Wherever the word "JSON" appears in the entries, copy the whole line.

⁂

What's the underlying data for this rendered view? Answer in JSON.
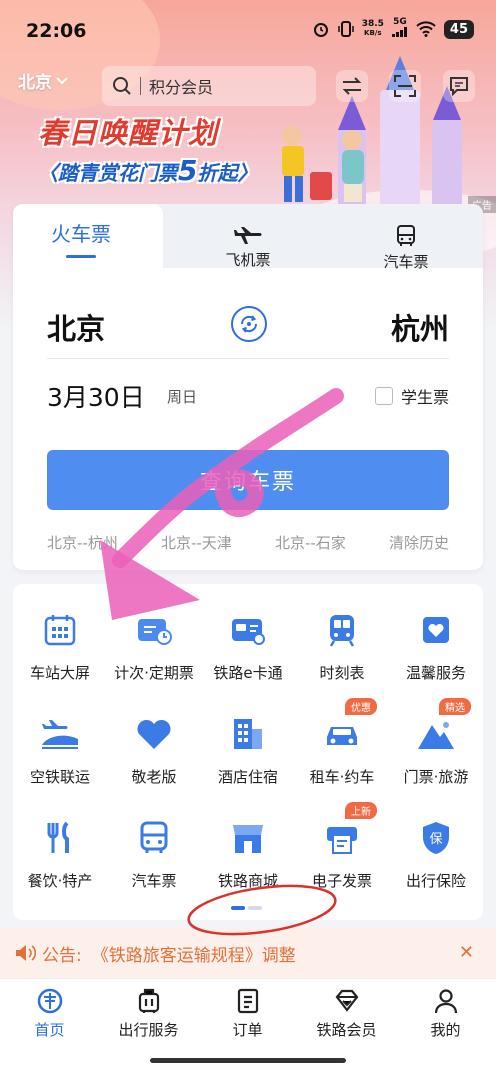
{
  "status": {
    "time": "22:06",
    "net_speed": "38.5",
    "net_unit": "KB/s",
    "signal": "5G",
    "battery": "45"
  },
  "header": {
    "city": "北京",
    "search_placeholder": "积分会员"
  },
  "promo": {
    "title": "春日唤醒计划",
    "sub_prefix": "〈踏青赏花门票",
    "sub_big": "5",
    "sub_suffix": "折起〉",
    "ad_tag": "广告"
  },
  "tabs": {
    "train": "火车票",
    "plane": "飞机票",
    "bus": "汽车票"
  },
  "booking": {
    "from": "北京",
    "to": "杭州",
    "date": "3月30日",
    "weekday": "周日",
    "student_label": "学生票",
    "query_label": "查询车票",
    "history": [
      "北京--杭州",
      "北京--天津",
      "北京--石家",
      "清除历史"
    ]
  },
  "services": [
    {
      "label": "车站大屏",
      "icon": "calendar-grid-icon"
    },
    {
      "label": "计次·定期票",
      "icon": "ticket-clock-icon"
    },
    {
      "label": "铁路e卡通",
      "icon": "rail-card-icon"
    },
    {
      "label": "时刻表",
      "icon": "train-front-icon"
    },
    {
      "label": "温馨服务",
      "icon": "heart-box-icon"
    },
    {
      "label": "空铁联运",
      "icon": "plane-train-icon"
    },
    {
      "label": "敬老版",
      "icon": "heart-icon"
    },
    {
      "label": "酒店住宿",
      "icon": "hotel-building-icon"
    },
    {
      "label": "租车·约车",
      "icon": "car-icon",
      "badge": "优惠"
    },
    {
      "label": "门票·旅游",
      "icon": "mountain-icon",
      "badge": "精选"
    },
    {
      "label": "餐饮·特产",
      "icon": "fork-knife-icon"
    },
    {
      "label": "汽车票",
      "icon": "bus-icon"
    },
    {
      "label": "铁路商城",
      "icon": "store-icon"
    },
    {
      "label": "电子发票",
      "icon": "invoice-printer-icon",
      "badge": "上新"
    },
    {
      "label": "出行保险",
      "icon": "shield-icon"
    }
  ],
  "notice": {
    "label": "公告:",
    "text": "《铁路旅客运输规程》调整"
  },
  "nav": {
    "home": "首页",
    "travel": "出行服务",
    "orders": "订单",
    "member": "铁路会员",
    "me": "我的"
  },
  "colors": {
    "accent": "#2d6fe0",
    "button": "#4f8ef0",
    "notice": "#e2703a",
    "annotation_pink": "#ea5fb8",
    "annotation_red": "#d8332c"
  }
}
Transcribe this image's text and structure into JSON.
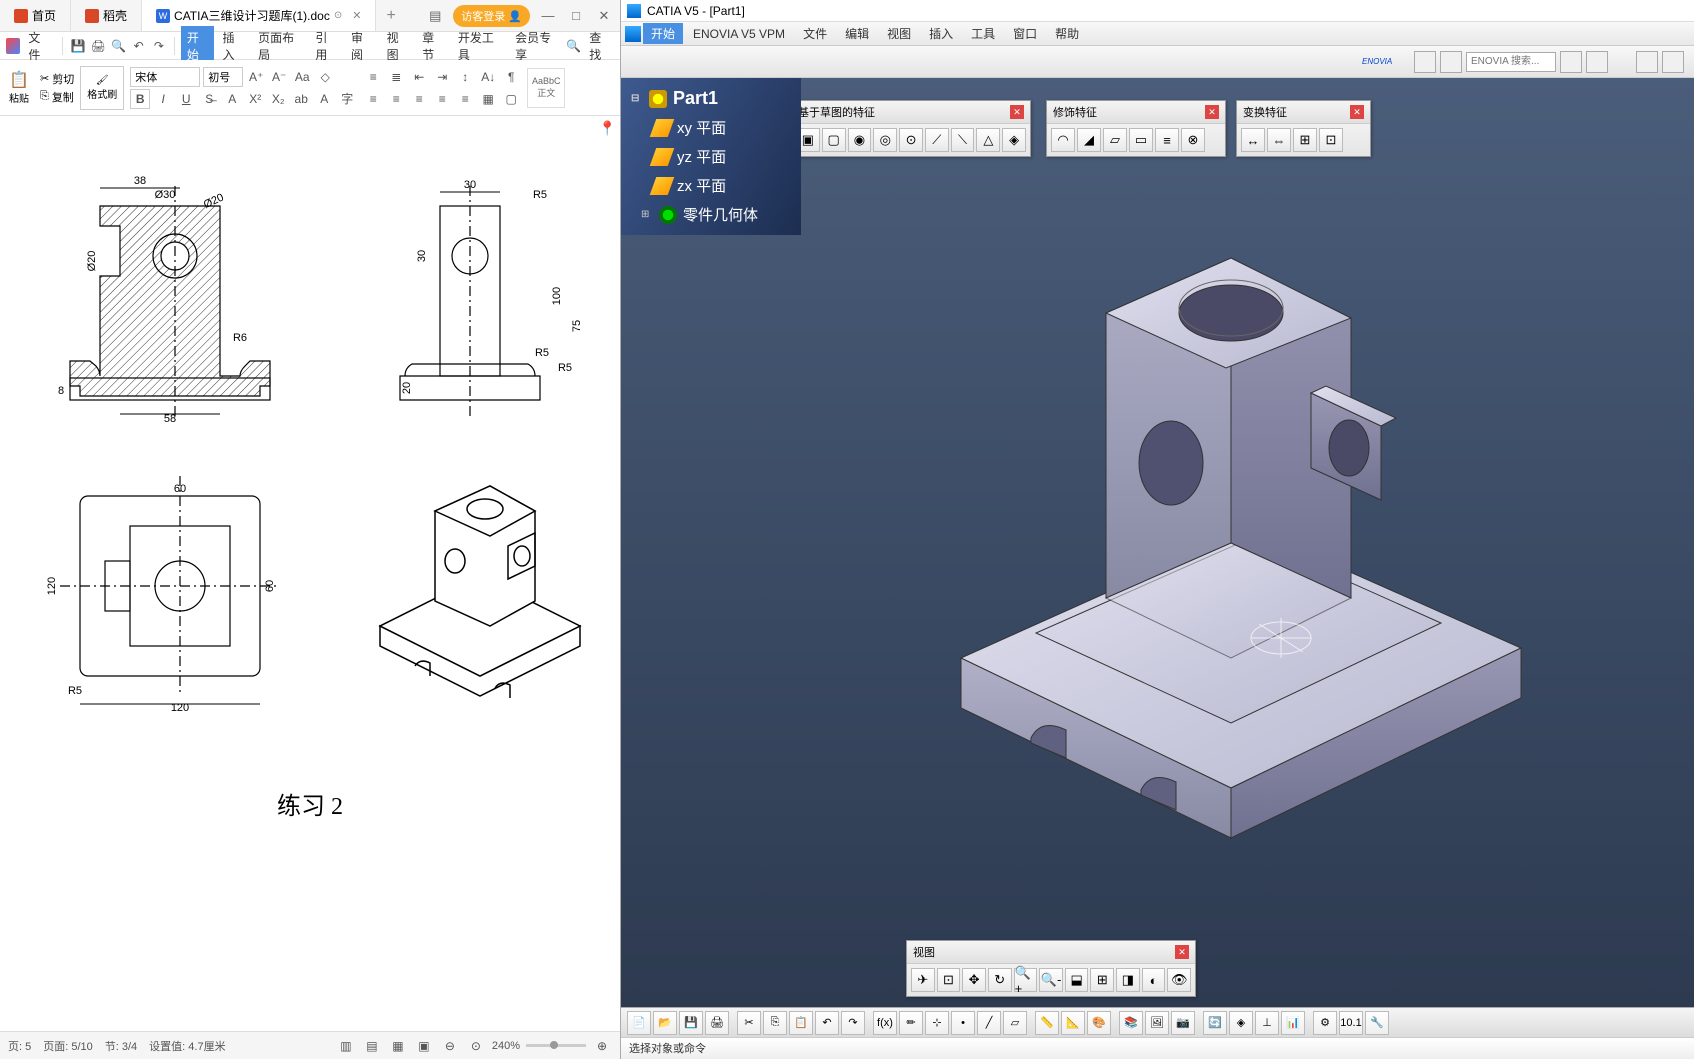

⁂

Output
What's the underlying data for this rendered view? Answer in JSON.
Transcribe this image's text and structure into JSON.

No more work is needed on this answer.